OBJECTIVE: The entries below should be given again exactly, minus their pictures.

* begin ENTRIES *

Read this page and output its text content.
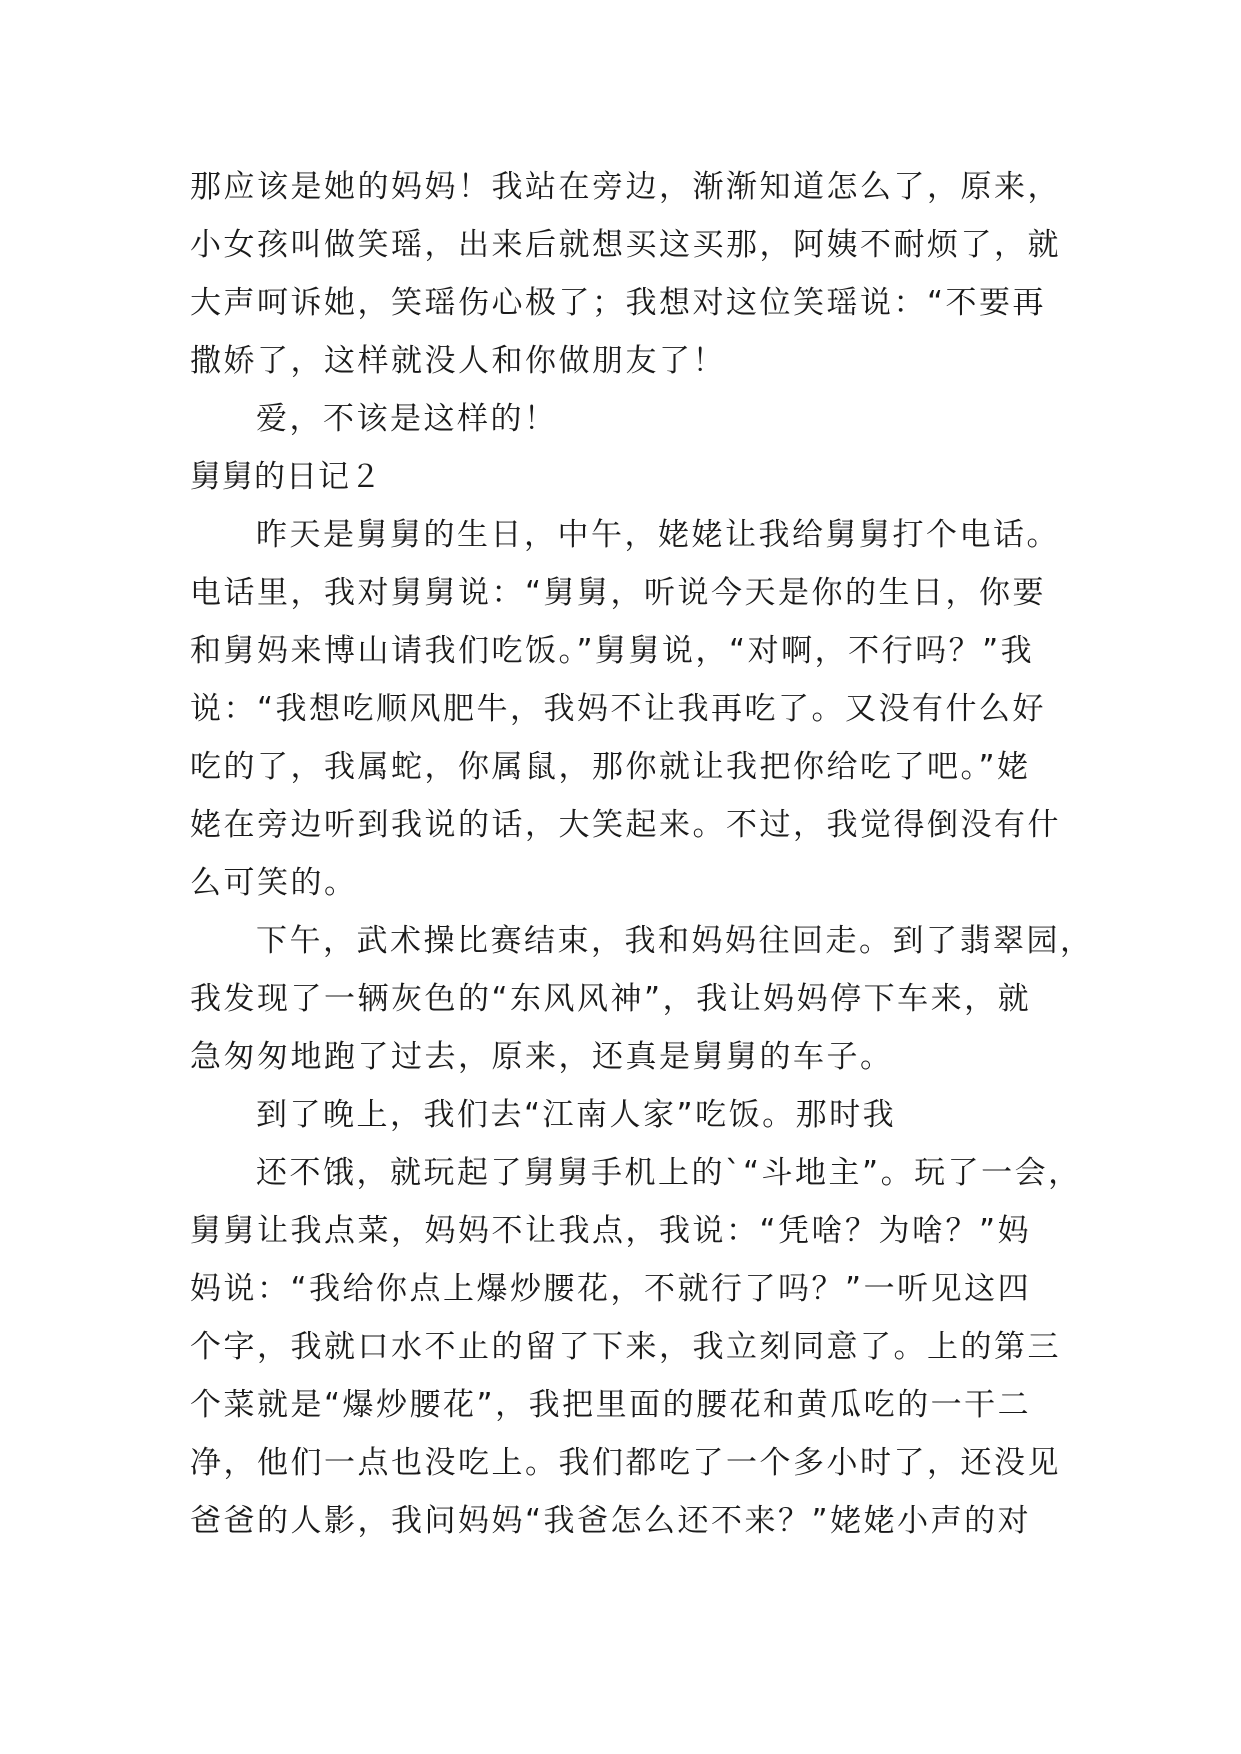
那应该是她的妈妈！我站在旁边，渐渐知道怎么了，原来，
小女孩叫做笑瑶，出来后就想买这买那，阿姨不耐烦了，就
大声呵诉她，笑瑶伤心极了；我想对这位笑瑶说：“不要再
撒娇了，这样就没人和你做朋友了！
爱，不该是这样的！
舅舅的日记２
昨天是舅舅的生日，中午，姥姥让我给舅舅打个电话。
电话里，我对舅舅说：“舅舅，听说今天是你的生日，你要
和舅妈来博山请我们吃饭。”舅舅说，“对啊，不行吗？”我
说：“我想吃顺风肥牛，我妈不让我再吃了。又没有什么好
吃的了，我属蛇，你属鼠，那你就让我把你给吃了吧。”姥
姥在旁边听到我说的话，大笑起来。不过，我觉得倒没有什
么可笑的。
下午，武术操比赛结束，我和妈妈往回走。到了翡翠园，
我发现了一辆灰色的“东风风神”，我让妈妈停下车来，就
急匆匆地跑了过去，原来，还真是舅舅的车子。
到了晚上，我们去“江南人家”吃饭。那时我
还不饿，就玩起了舅舅手机上的`“斗地主”。玩了一会，
舅舅让我点菜，妈妈不让我点，我说：“凭啥？为啥？”妈
妈说：“我给你点上爆炒腰花，不就行了吗？”一听见这四
个字，我就口水不止的留了下来，我立刻同意了。上的第三
个菜就是“爆炒腰花”，我把里面的腰花和黄瓜吃的一干二
净，他们一点也没吃上。我们都吃了一个多小时了，还没见
爸爸的人影，我问妈妈“我爸怎么还不来？”姥姥小声的对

* end ENTRIES *

RESPONSE TO THIS TASK:
Read this page and output its text content.
那应该是她的妈妈！我站在旁边，渐渐知道怎么了，原来，
小女孩叫做笑瑶，出来后就想买这买那，阿姨不耐烦了，就
大声呵诉她，笑瑶伤心极了；我想对这位笑瑶说：“不要再
撒娇了，这样就没人和你做朋友了！
爱，不该是这样的！
舅舅的日记２
昨天是舅舅的生日，中午，姥姥让我给舅舅打个电话。
电话里，我对舅舅说：“舅舅，听说今天是你的生日，你要
和舅妈来博山请我们吃饭。”舅舅说，“对啊，不行吗？”我
说：“我想吃顺风肥牛，我妈不让我再吃了。又没有什么好
吃的了，我属蛇，你属鼠，那你就让我把你给吃了吧。”姥
姥在旁边听到我说的话，大笑起来。不过，我觉得倒没有什
么可笑的。
下午，武术操比赛结束，我和妈妈往回走。到了翡翠园，
我发现了一辆灰色的“东风风神”，我让妈妈停下车来，就
急匆匆地跑了过去，原来，还真是舅舅的车子。
到了晚上，我们去“江南人家”吃饭。那时我
还不饿，就玩起了舅舅手机上的`“斗地主”。玩了一会，
舅舅让我点菜，妈妈不让我点，我说：“凭啥？为啥？”妈
妈说：“我给你点上爆炒腰花，不就行了吗？”一听见这四
个字，我就口水不止的留了下来，我立刻同意了。上的第三
个菜就是“爆炒腰花”，我把里面的腰花和黄瓜吃的一干二
净，他们一点也没吃上。我们都吃了一个多小时了，还没见
爸爸的人影，我问妈妈“我爸怎么还不来？”姥姥小声的对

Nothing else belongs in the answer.